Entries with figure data
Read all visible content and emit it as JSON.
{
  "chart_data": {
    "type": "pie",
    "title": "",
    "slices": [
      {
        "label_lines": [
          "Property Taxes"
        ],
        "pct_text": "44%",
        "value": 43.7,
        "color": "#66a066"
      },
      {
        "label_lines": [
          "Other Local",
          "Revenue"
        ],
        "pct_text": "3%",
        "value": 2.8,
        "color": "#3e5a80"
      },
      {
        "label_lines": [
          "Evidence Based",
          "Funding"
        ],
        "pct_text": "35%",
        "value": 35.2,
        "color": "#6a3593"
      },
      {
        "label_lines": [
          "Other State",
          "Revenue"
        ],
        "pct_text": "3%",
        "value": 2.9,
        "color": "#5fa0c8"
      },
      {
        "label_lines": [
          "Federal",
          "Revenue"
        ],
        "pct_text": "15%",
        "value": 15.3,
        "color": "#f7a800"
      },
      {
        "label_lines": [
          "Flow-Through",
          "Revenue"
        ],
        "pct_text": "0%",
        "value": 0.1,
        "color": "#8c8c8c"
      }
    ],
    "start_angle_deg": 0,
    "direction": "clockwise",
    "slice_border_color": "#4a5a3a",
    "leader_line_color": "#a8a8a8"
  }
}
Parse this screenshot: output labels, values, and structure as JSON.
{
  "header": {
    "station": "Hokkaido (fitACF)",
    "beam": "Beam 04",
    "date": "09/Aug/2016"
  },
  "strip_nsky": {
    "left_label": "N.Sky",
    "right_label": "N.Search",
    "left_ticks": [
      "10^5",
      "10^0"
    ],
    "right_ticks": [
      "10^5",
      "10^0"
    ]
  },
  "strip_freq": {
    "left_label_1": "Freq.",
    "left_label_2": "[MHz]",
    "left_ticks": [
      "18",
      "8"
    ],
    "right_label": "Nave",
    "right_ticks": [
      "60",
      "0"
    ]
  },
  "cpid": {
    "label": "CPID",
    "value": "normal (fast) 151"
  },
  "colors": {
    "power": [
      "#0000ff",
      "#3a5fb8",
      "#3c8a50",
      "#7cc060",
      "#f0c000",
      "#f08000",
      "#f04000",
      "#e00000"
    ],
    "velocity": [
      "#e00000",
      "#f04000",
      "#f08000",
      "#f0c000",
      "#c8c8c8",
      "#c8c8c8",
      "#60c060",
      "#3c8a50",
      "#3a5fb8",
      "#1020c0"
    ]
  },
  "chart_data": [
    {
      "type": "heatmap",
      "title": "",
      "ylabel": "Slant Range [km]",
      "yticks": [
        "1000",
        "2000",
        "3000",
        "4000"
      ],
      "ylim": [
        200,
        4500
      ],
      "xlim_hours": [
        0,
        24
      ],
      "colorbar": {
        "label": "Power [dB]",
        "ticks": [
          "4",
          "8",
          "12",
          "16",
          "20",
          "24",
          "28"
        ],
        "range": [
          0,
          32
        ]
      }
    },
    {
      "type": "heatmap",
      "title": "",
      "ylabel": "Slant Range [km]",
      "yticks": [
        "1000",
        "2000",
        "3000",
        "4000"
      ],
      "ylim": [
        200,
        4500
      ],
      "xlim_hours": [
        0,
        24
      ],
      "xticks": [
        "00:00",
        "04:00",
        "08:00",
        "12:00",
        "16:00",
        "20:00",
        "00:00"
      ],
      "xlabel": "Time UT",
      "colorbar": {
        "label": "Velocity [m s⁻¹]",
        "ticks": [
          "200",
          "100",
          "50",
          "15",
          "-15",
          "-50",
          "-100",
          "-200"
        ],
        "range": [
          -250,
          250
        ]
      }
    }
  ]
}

→ Task goal:
Extract all of the data above without altering anything.

→ Response to this exercise:
Read all visible content and emit it as JSON.
{
  "chart_data": {
    "type": "pie",
    "title": "",
    "slices": [
      {
        "label_lines": [
          "Property Taxes"
        ],
        "pct_text": "44%",
        "value": 43.7,
        "color": "#66a066"
      },
      {
        "label_lines": [
          "Other Local",
          "Revenue"
        ],
        "pct_text": "3%",
        "value": 2.8,
        "color": "#3e5a80"
      },
      {
        "label_lines": [
          "Evidence Based",
          "Funding"
        ],
        "pct_text": "35%",
        "value": 35.2,
        "color": "#6a3593"
      },
      {
        "label_lines": [
          "Other State",
          "Revenue"
        ],
        "pct_text": "3%",
        "value": 2.9,
        "color": "#5fa0c8"
      },
      {
        "label_lines": [
          "Federal",
          "Revenue"
        ],
        "pct_text": "15%",
        "value": 15.3,
        "color": "#f7a800"
      },
      {
        "label_lines": [
          "Flow-Through",
          "Revenue"
        ],
        "pct_text": "0%",
        "value": 0.1,
        "color": "#8c8c8c"
      }
    ],
    "start_angle_deg": 0,
    "direction": "clockwise",
    "slice_border_color": "#4a5a3a",
    "leader_line_color": "#a8a8a8"
  }
}
Parse this screenshot: output labels, values, and structure as JSON.
{
  "header": {
    "station": "Hokkaido (fitACF)",
    "beam": "Beam 04",
    "date": "09/Aug/2016"
  },
  "strip_nsky": {
    "left_label": "N.Sky",
    "right_label": "N.Search",
    "left_ticks": [
      "10^5",
      "10^0"
    ],
    "right_ticks": [
      "10^5",
      "10^0"
    ]
  },
  "strip_freq": {
    "left_label_1": "Freq.",
    "left_label_2": "[MHz]",
    "left_ticks": [
      "18",
      "8"
    ],
    "right_label": "Nave",
    "right_ticks": [
      "60",
      "0"
    ]
  },
  "cpid": {
    "label": "CPID",
    "value": "normal (fast) 151"
  },
  "colors": {
    "power": [
      "#0000ff",
      "#3a5fb8",
      "#3c8a50",
      "#7cc060",
      "#f0c000",
      "#f08000",
      "#f04000",
      "#e00000"
    ],
    "velocity": [
      "#e00000",
      "#f04000",
      "#f08000",
      "#f0c000",
      "#c8c8c8",
      "#c8c8c8",
      "#60c060",
      "#3c8a50",
      "#3a5fb8",
      "#1020c0"
    ]
  },
  "chart_data": [
    {
      "type": "heatmap",
      "title": "",
      "ylabel": "Slant Range [km]",
      "yticks": [
        "1000",
        "2000",
        "3000",
        "4000"
      ],
      "ylim": [
        200,
        4500
      ],
      "xlim_hours": [
        0,
        24
      ],
      "colorbar": {
        "label": "Power [dB]",
        "ticks": [
          "4",
          "8",
          "12",
          "16",
          "20",
          "24",
          "28"
        ],
        "range": [
          0,
          32
        ]
      }
    },
    {
      "type": "heatmap",
      "title": "",
      "ylabel": "Slant Range [km]",
      "yticks": [
        "1000",
        "2000",
        "3000",
        "4000"
      ],
      "ylim": [
        200,
        4500
      ],
      "xlim_hours": [
        0,
        24
      ],
      "xticks": [
        "00:00",
        "04:00",
        "08:00",
        "12:00",
        "16:00",
        "20:00",
        "00:00"
      ],
      "xlabel": "Time UT",
      "colorbar": {
        "label": "Velocity [m s⁻¹]",
        "ticks": [
          "200",
          "100",
          "50",
          "15",
          "-15",
          "-50",
          "-100",
          "-200"
        ],
        "range": [
          -250,
          250
        ]
      }
    }
  ]
}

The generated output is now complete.